#### Aangeleverd fragment:

——————

Mijn God, mijn God, waarom hebt U mij verlaten,
bent U ver van mijn verlossing, van de woorden van mijn jammerklacht? Psalm 22:2
En vanaf het zesde uur kwam er duisternis over heel de aarde, tot het negende uur toe. Ongeveer op het negende uur riep Jezus met een luide stem: Eli, Eli, lama sabachtani? Dat betekent: Mijn God, Mijn God, waarom hebt U Mij verlaten? Mattheüs 27:45-46
Maar ik ben een worm en geen man,
een smaad van mensen en veracht door het volk. Allen die mij zien, bespotten mij;
zij trekken de lippen op, zij schudden het hoofd en zeggen: Hij heeft zijn zaak aan de HEERE toevertrouwd – laat Die hem bevrijden!

——————

#### Brongegevens:
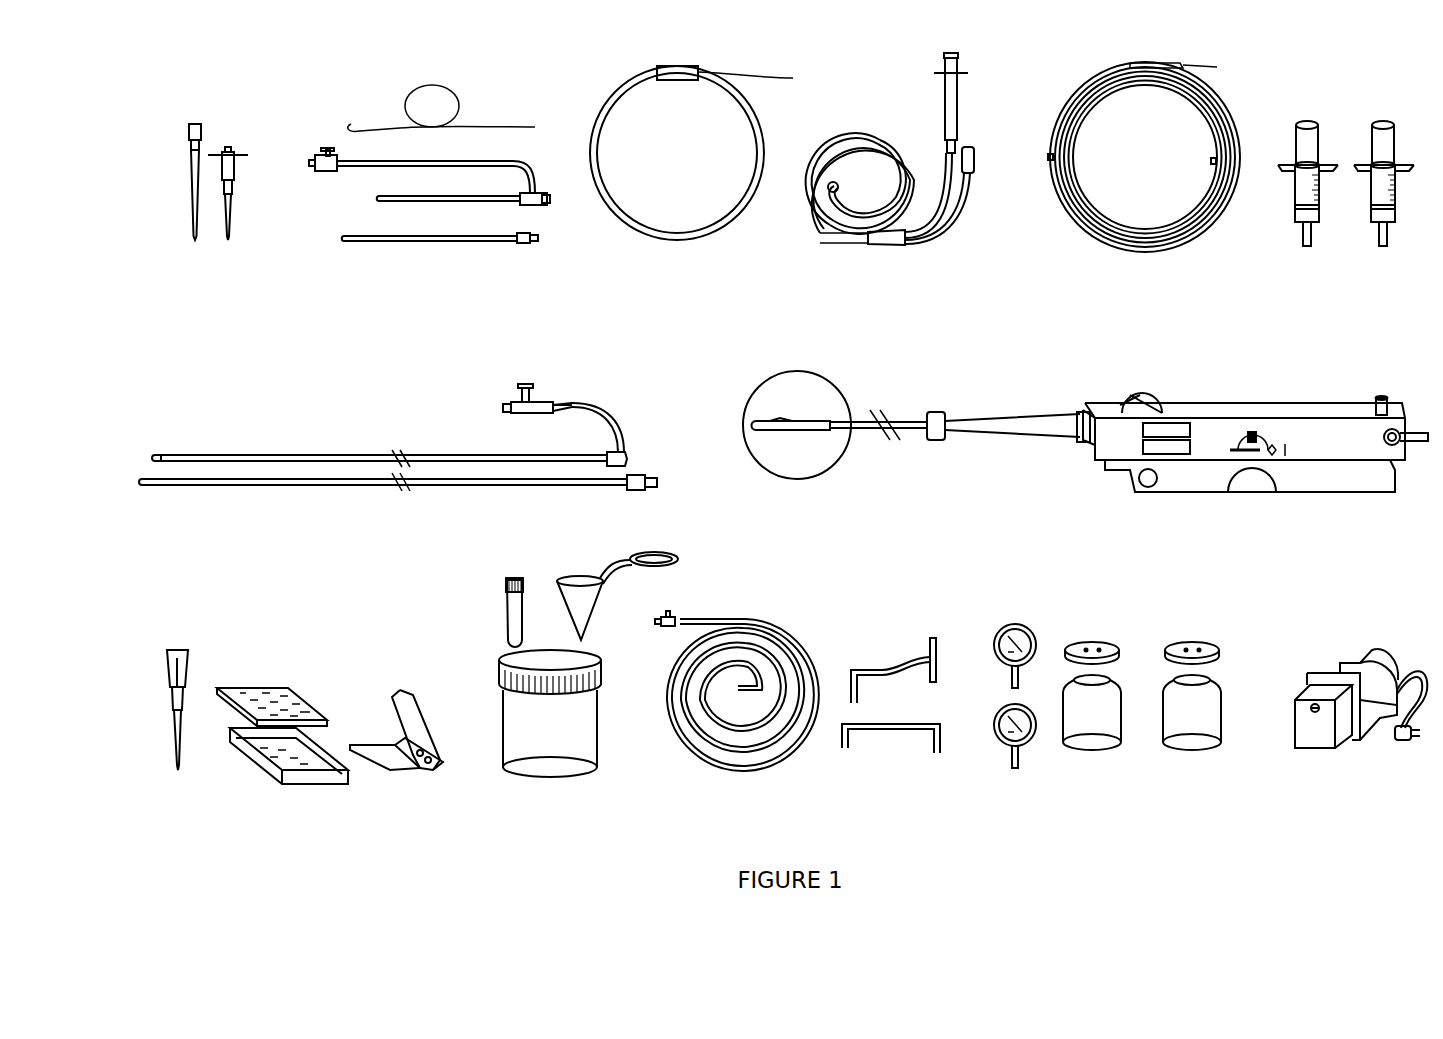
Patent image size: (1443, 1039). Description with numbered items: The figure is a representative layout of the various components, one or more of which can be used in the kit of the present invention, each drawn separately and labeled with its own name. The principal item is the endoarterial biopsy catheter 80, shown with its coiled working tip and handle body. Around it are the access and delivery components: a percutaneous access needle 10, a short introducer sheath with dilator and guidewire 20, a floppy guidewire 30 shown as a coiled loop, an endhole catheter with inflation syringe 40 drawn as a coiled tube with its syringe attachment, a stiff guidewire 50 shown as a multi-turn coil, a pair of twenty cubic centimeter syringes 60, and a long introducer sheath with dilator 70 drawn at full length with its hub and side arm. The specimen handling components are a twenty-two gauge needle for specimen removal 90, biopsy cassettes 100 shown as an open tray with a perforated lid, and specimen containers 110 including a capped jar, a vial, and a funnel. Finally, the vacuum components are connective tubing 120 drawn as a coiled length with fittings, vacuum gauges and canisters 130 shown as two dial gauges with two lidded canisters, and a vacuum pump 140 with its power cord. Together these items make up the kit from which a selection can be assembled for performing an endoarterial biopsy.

——————

#### Details opdracht:
Druk het aangeleverde fragment alstublieft volledig en letterlijk af. Het materiaal is afkomstig uit een andere bron.

#### Resultaat oefening:
Mijn God, mijn God, waarom hebt U mij verlaten,
bent U ver van mijn verlossing, van de woorden van mijn jammerklacht? Psalm 22:2
En vanaf het zesde uur kwam er duisternis over heel de aarde, tot het negende uur toe. Ongeveer op het negende uur riep Jezus met een luide stem: Eli, Eli, lama sabachtani? Dat betekent: Mijn God, Mijn God, waarom hebt U Mij verlaten? Mattheüs 27:45-46
Maar ik ben een worm en geen man,
een smaad van mensen en veracht door het volk. Allen die mij zien, bespotten mij;
zij trekken de lippen op, zij schudden het hoofd en zeggen: Hij heeft zijn zaak aan de HEERE toevertrouwd – laat Die hem bevrijden!